[Recorded data]
════════

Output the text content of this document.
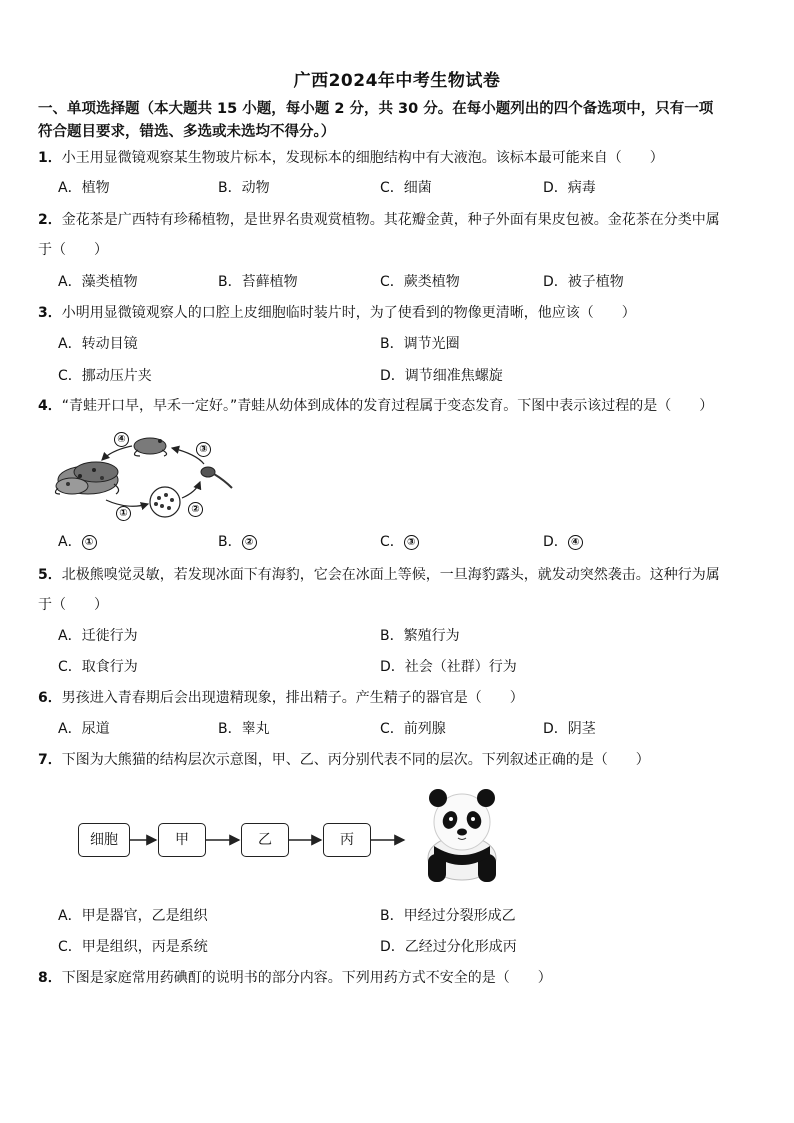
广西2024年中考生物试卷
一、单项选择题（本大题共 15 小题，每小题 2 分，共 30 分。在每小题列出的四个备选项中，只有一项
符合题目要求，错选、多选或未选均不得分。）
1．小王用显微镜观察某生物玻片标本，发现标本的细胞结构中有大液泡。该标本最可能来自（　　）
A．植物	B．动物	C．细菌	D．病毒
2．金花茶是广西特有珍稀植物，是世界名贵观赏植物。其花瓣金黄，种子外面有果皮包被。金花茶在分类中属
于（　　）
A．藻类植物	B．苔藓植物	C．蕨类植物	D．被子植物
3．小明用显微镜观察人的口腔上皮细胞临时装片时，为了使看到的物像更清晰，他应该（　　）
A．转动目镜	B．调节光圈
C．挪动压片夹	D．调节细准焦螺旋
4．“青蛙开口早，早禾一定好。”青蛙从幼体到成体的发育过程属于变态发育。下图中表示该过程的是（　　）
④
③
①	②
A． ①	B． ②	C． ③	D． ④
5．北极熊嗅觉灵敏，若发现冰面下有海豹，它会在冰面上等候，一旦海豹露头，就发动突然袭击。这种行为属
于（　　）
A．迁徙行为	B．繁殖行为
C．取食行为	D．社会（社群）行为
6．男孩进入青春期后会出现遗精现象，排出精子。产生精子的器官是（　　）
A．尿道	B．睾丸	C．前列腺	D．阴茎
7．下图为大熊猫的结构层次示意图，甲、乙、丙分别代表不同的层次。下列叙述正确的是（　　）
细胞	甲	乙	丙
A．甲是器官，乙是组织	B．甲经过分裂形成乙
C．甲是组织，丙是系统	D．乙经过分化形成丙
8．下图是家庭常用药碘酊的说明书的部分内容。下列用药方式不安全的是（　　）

════════

TASK BRIEF:
Leave out the pictures and restate everything else word for word.

THE RESULT:
Output the text content of this document.
广西2024年中考生物试卷
一、单项选择题（本大题共 15 小题，每小题 2 分，共 30 分。在每小题列出的四个备选项中，只有一项
符合题目要求，错选、多选或未选均不得分。）
1．小王用显微镜观察某生物玻片标本，发现标本的细胞结构中有大液泡。该标本最可能来自（　　）
A．植物	B．动物	C．细菌	D．病毒
2．金花茶是广西特有珍稀植物，是世界名贵观赏植物。其花瓣金黄，种子外面有果皮包被。金花茶在分类中属
于（　　）
A．藻类植物	B．苔藓植物	C．蕨类植物	D．被子植物
3．小明用显微镜观察人的口腔上皮细胞临时装片时，为了使看到的物像更清晰，他应该（　　）
A．转动目镜	B．调节光圈
C．挪动压片夹	D．调节细准焦螺旋
4．“青蛙开口早，早禾一定好。”青蛙从幼体到成体的发育过程属于变态发育。下图中表示该过程的是（　　）
④
③
①	②
A． ①	B． ②	C． ③	D． ④
5．北极熊嗅觉灵敏，若发现冰面下有海豹，它会在冰面上等候，一旦海豹露头，就发动突然袭击。这种行为属
于（　　）
A．迁徙行为	B．繁殖行为
C．取食行为	D．社会（社群）行为
6．男孩进入青春期后会出现遗精现象，排出精子。产生精子的器官是（　　）
A．尿道	B．睾丸	C．前列腺	D．阴茎
7．下图为大熊猫的结构层次示意图，甲、乙、丙分别代表不同的层次。下列叙述正确的是（　　）
细胞	甲	乙	丙
A．甲是器官，乙是组织	B．甲经过分裂形成乙
C．甲是组织，丙是系统	D．乙经过分化形成丙
8．下图是家庭常用药碘酊的说明书的部分内容。下列用药方式不安全的是（　　）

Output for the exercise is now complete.